Start WORKING DATA
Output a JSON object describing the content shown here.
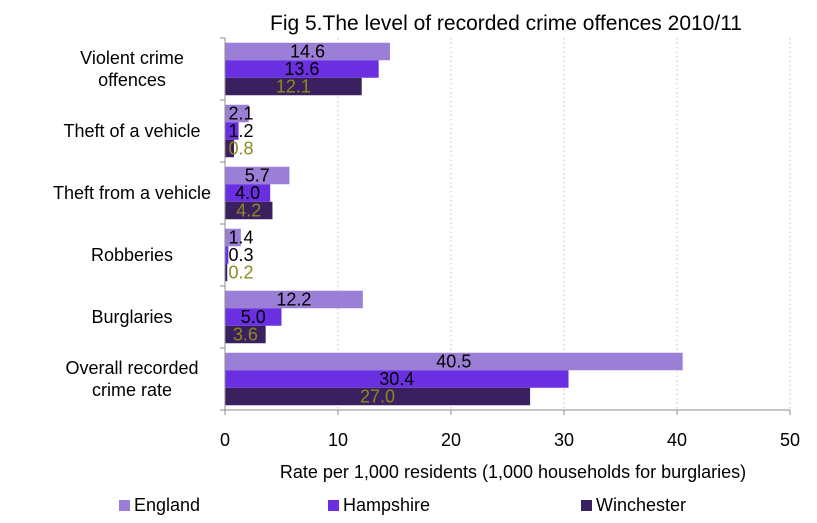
{
  "chart_data": {
    "type": "bar",
    "orientation": "horizontal",
    "title": "Fig 5.The level of recorded crime offences 2010/11",
    "xlabel": "Rate per 1,000 residents  (1,000 households for burglaries)",
    "ylabel": "",
    "xlim": [
      0,
      50
    ],
    "xticks": [
      "0",
      "10",
      "20",
      "30",
      "40",
      "50"
    ],
    "grid": "vertical dashed",
    "legend_position": "bottom",
    "categories": [
      [
        "Violent crime",
        "offences"
      ],
      [
        "Theft of a vehicle"
      ],
      [
        "Theft from a vehicle"
      ],
      [
        "Robberies"
      ],
      [
        "Burglaries"
      ],
      [
        "Overall recorded",
        "crime rate"
      ]
    ],
    "series": [
      {
        "name": "England",
        "color": "#9b7fd6",
        "label_color": "#000000",
        "values": [
          14.6,
          2.1,
          5.7,
          1.4,
          12.2,
          40.5
        ],
        "labels": [
          "14.6",
          "2.1",
          "5.7",
          "1.4",
          "12.2",
          "40.5"
        ]
      },
      {
        "name": "Hampshire",
        "color": "#6a2fe0",
        "label_color": "#000000",
        "values": [
          13.6,
          1.2,
          4.0,
          0.3,
          5.0,
          30.4
        ],
        "labels": [
          "13.6",
          "1.2",
          "4.0",
          "0.3",
          "5.0",
          "30.4"
        ]
      },
      {
        "name": "Winchester",
        "color": "#3b2060",
        "label_color": "#8a8a1e",
        "values": [
          12.1,
          0.8,
          4.2,
          0.2,
          3.6,
          27.0
        ],
        "labels": [
          "12.1",
          "0.8",
          "4.2",
          "0.2",
          "3.6",
          "27.0"
        ]
      }
    ]
  }
}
End WORKING DATA
Search the entries for the word "Theft" and copy every line that has it.

        "Theft of a vehicle"
        "Theft from a vehicle"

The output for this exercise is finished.